-- YOUR GOAL --
Find each line holding the word "Gawain" and give the total alone.
◆ ◆ ◆ ◆ ◆
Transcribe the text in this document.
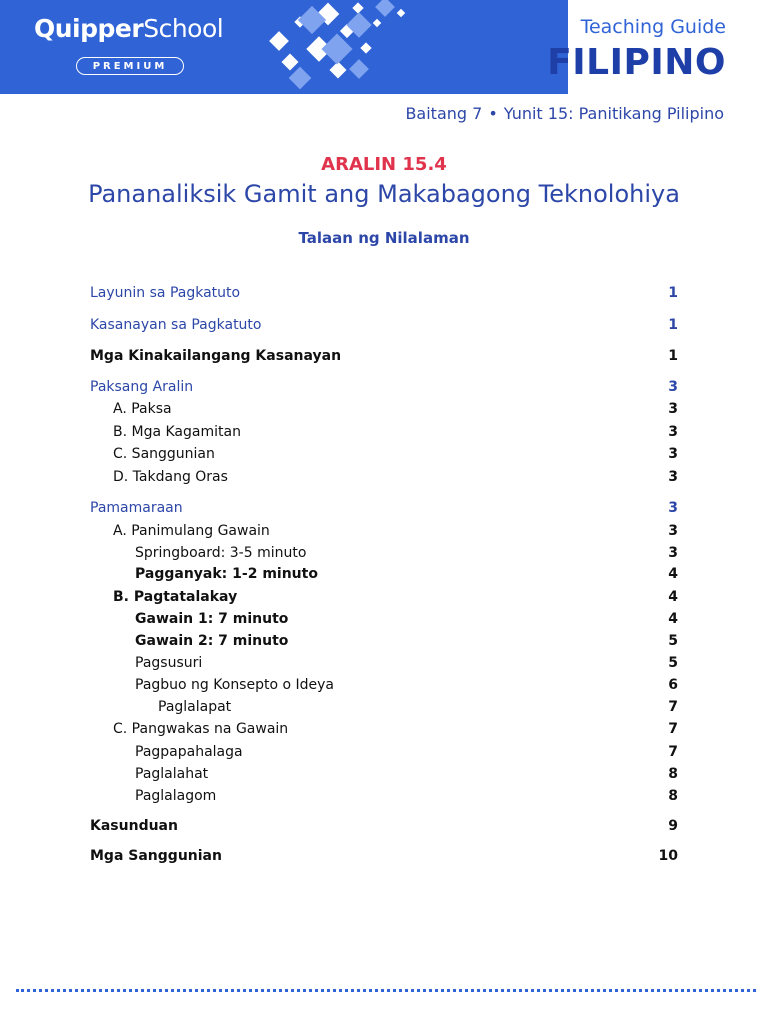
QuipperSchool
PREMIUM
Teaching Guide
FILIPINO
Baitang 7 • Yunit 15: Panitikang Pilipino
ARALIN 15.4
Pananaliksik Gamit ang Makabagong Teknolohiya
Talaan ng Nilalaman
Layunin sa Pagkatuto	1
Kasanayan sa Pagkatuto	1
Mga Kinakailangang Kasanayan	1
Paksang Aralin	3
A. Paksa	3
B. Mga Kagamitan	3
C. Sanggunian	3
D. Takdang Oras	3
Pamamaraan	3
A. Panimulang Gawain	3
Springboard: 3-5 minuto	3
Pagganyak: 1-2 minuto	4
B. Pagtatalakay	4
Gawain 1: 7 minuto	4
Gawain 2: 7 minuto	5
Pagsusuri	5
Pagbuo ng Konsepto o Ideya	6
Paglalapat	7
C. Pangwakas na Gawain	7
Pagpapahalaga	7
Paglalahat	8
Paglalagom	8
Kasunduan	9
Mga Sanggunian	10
◆ ◆ ◆ ◆ ◆
-- EXERCISE RESULT --
4